**Request**
Give the number of lines in the data that hold the word "this", and nothing else.

## Start Provided records

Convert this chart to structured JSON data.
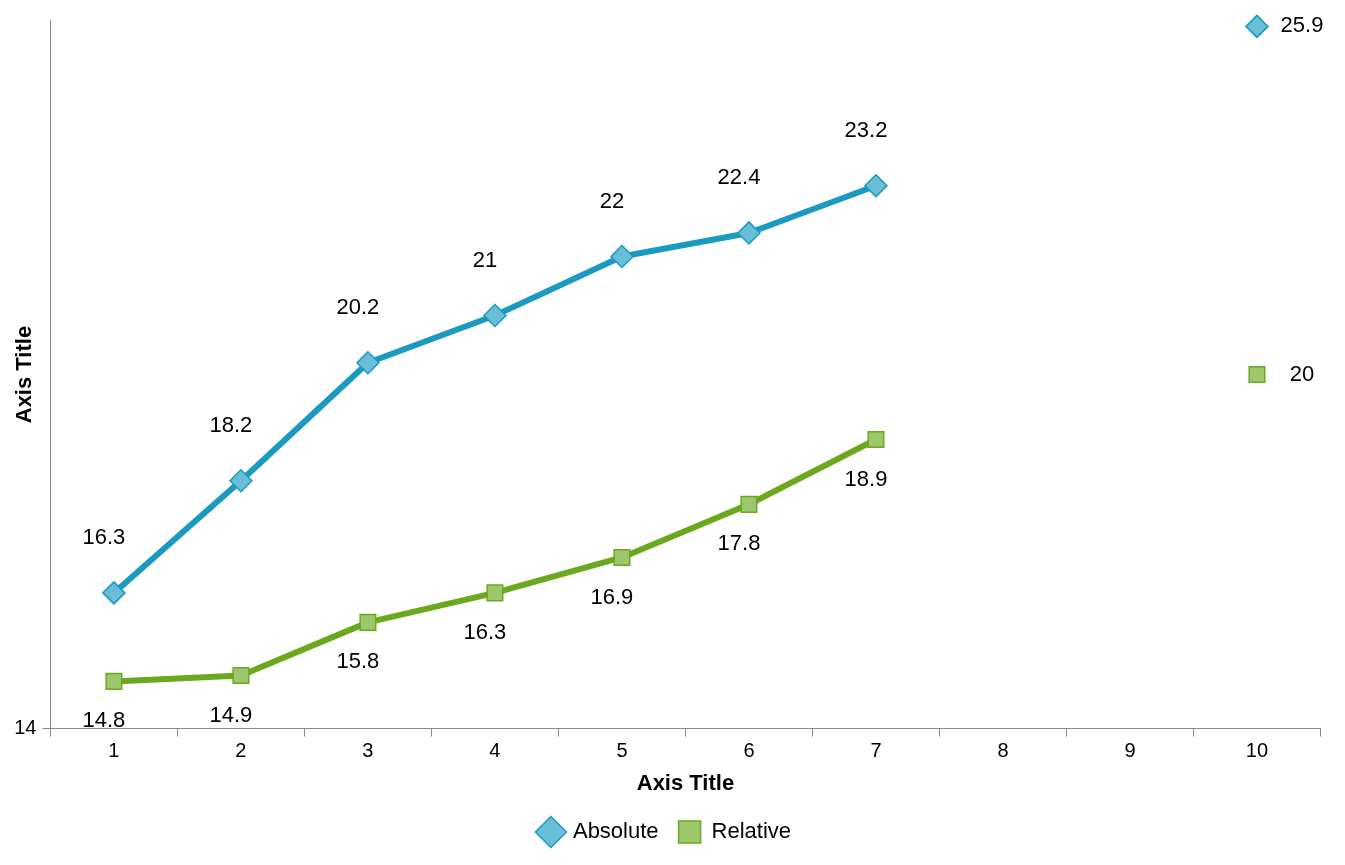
{
  "chart_data": {
    "type": "line",
    "xlabel": "Axis Title",
    "ylabel": "Axis Title",
    "categories": [
      "1",
      "2",
      "3",
      "4",
      "5",
      "6",
      "7",
      "8",
      "9",
      "10"
    ],
    "series": [
      {
        "name": "Absolute",
        "color": "#1a9ac0",
        "marker": "diamond",
        "values": [
          16.3,
          18.2,
          20.2,
          21,
          22,
          22.4,
          23.2,
          null,
          null,
          25.9
        ]
      },
      {
        "name": "Relative",
        "color": "#6aa81e",
        "marker": "square",
        "values": [
          14.8,
          14.9,
          15.8,
          16.3,
          16.9,
          17.8,
          18.9,
          null,
          null,
          20
        ]
      }
    ],
    "annotations": [
      "14"
    ],
    "grid": false,
    "legend": "bottom",
    "data_labels": true,
    "line_style": "solid"
  }
}
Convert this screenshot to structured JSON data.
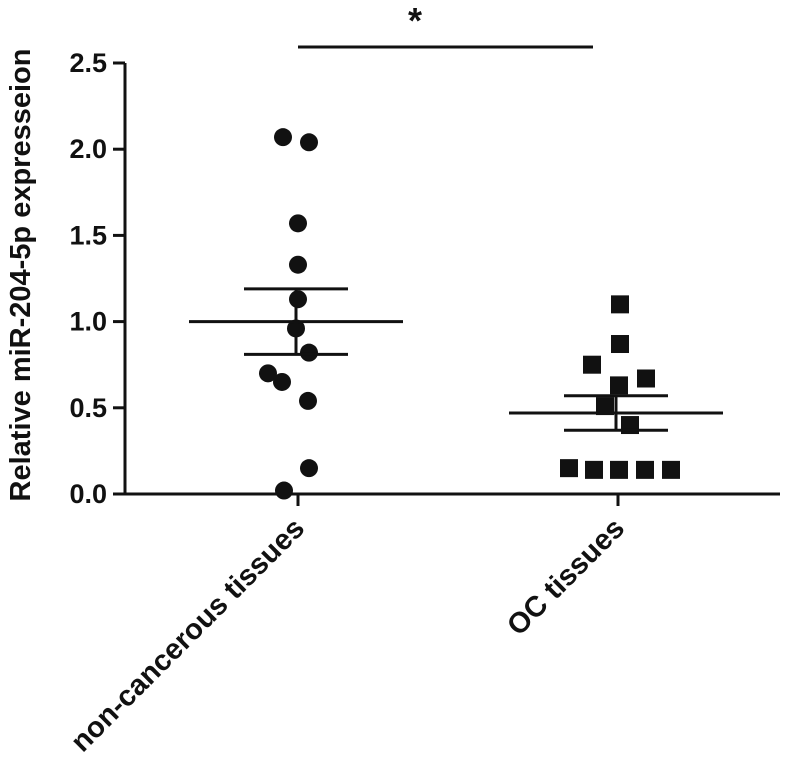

## End Provided records

**Response to the exercise**
2